**Given information**
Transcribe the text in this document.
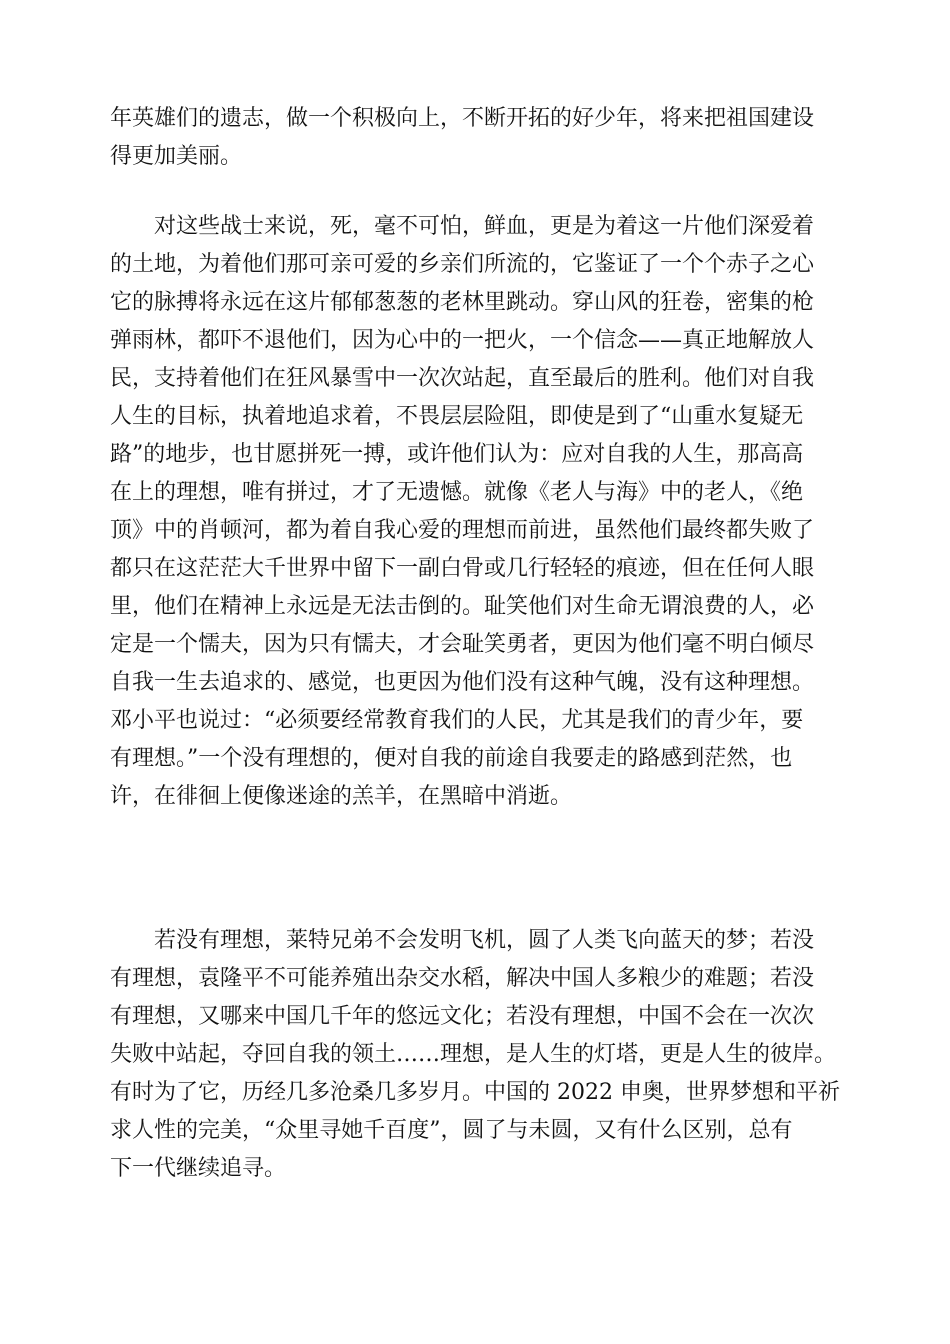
年英雄们的遗志，做一个积极向上，不断开拓的好少年，将来把祖国建设
得更加美丽。
　　对这些战士来说，死，毫不可怕，鲜血，更是为着这一片他们深爱着
的土地，为着他们那可亲可爱的乡亲们所流的，它鉴证了一个个赤子之心
它的脉搏将永远在这片郁郁葱葱的老林里跳动。穿山风的狂卷，密集的枪
弹雨林，都吓不退他们，因为心中的一把火，一个信念——真正地解放人
民，支持着他们在狂风暴雪中一次次站起，直至最后的胜利。他们对自我
人生的目标，执着地追求着，不畏层层险阻，即使是到了“山重水复疑无
路”的地步，也甘愿拼死一搏，或许他们认为：应对自我的人生，那高高
在上的理想，唯有拼过，才了无遗憾。就像《老人与海》中的老人，《绝
顶》中的肖顿河，都为着自我心爱的理想而前进，虽然他们最终都失败了
都只在这茫茫大千世界中留下一副白骨或几行轻轻的痕迹，但在任何人眼
里，他们在精神上永远是无法击倒的。耻笑他们对生命无谓浪费的人，必
定是一个懦夫，因为只有懦夫，才会耻笑勇者，更因为他们毫不明白倾尽
自我一生去追求的、感觉，也更因为他们没有这种气魄，没有这种理想。
邓小平也说过：“必须要经常教育我们的人民，尤其是我们的青少年，要
有理想。”一个没有理想的，便对自我的前途自我要走的路感到茫然，也
许，在徘徊上便像迷途的羔羊，在黑暗中消逝。
　　若没有理想，莱特兄弟不会发明飞机，圆了人类飞向蓝天的梦；若没
有理想，袁隆平不可能养殖出杂交水稻，解决中国人多粮少的难题；若没
有理想，又哪来中国几千年的悠远文化；若没有理想，中国不会在一次次
失败中站起，夺回自我的领土……理想，是人生的灯塔，更是人生的彼岸。
有时为了它，历经几多沧桑几多岁月。中国的 2022 申奥，世界梦想和平祈
求人性的完美，“众里寻她千百度”，圆了与未圆，又有什么区别，总有
下一代继续追寻。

**Given instruction**
Copy all lines from the material that include "若没有理想".

**Output of the task**
　　若没有理想，莱特兄弟不会发明飞机，圆了人类飞向蓝天的梦；若没
有理想，又哪来中国几千年的悠远文化；若没有理想，中国不会在一次次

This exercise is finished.